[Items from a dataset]
>>>>

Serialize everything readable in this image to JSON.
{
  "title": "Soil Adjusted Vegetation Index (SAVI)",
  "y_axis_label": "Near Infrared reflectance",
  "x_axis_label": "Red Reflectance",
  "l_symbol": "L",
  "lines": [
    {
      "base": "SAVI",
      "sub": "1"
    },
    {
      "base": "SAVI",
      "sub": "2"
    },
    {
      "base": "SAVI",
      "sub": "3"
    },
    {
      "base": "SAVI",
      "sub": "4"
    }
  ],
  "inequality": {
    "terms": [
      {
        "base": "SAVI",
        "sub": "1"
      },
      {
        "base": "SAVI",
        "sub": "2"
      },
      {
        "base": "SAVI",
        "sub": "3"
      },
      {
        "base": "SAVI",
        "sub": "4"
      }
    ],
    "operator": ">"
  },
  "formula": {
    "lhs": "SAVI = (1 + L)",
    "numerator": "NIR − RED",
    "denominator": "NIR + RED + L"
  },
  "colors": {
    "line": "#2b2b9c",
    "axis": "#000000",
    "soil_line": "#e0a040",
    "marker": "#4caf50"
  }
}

<<<<

Written request —
From the records above, extract everything verbatim.

Output of the exercise —
Serialize everything readable in this image to JSON.
{
  "title": "Soil Adjusted Vegetation Index (SAVI)",
  "y_axis_label": "Near Infrared reflectance",
  "x_axis_label": "Red Reflectance",
  "l_symbol": "L",
  "lines": [
    {
      "base": "SAVI",
      "sub": "1"
    },
    {
      "base": "SAVI",
      "sub": "2"
    },
    {
      "base": "SAVI",
      "sub": "3"
    },
    {
      "base": "SAVI",
      "sub": "4"
    }
  ],
  "inequality": {
    "terms": [
      {
        "base": "SAVI",
        "sub": "1"
      },
      {
        "base": "SAVI",
        "sub": "2"
      },
      {
        "base": "SAVI",
        "sub": "3"
      },
      {
        "base": "SAVI",
        "sub": "4"
      }
    ],
    "operator": ">"
  },
  "formula": {
    "lhs": "SAVI = (1 + L)",
    "numerator": "NIR − RED",
    "denominator": "NIR + RED + L"
  },
  "colors": {
    "line": "#2b2b9c",
    "axis": "#000000",
    "soil_line": "#e0a040",
    "marker": "#4caf50"
  }
}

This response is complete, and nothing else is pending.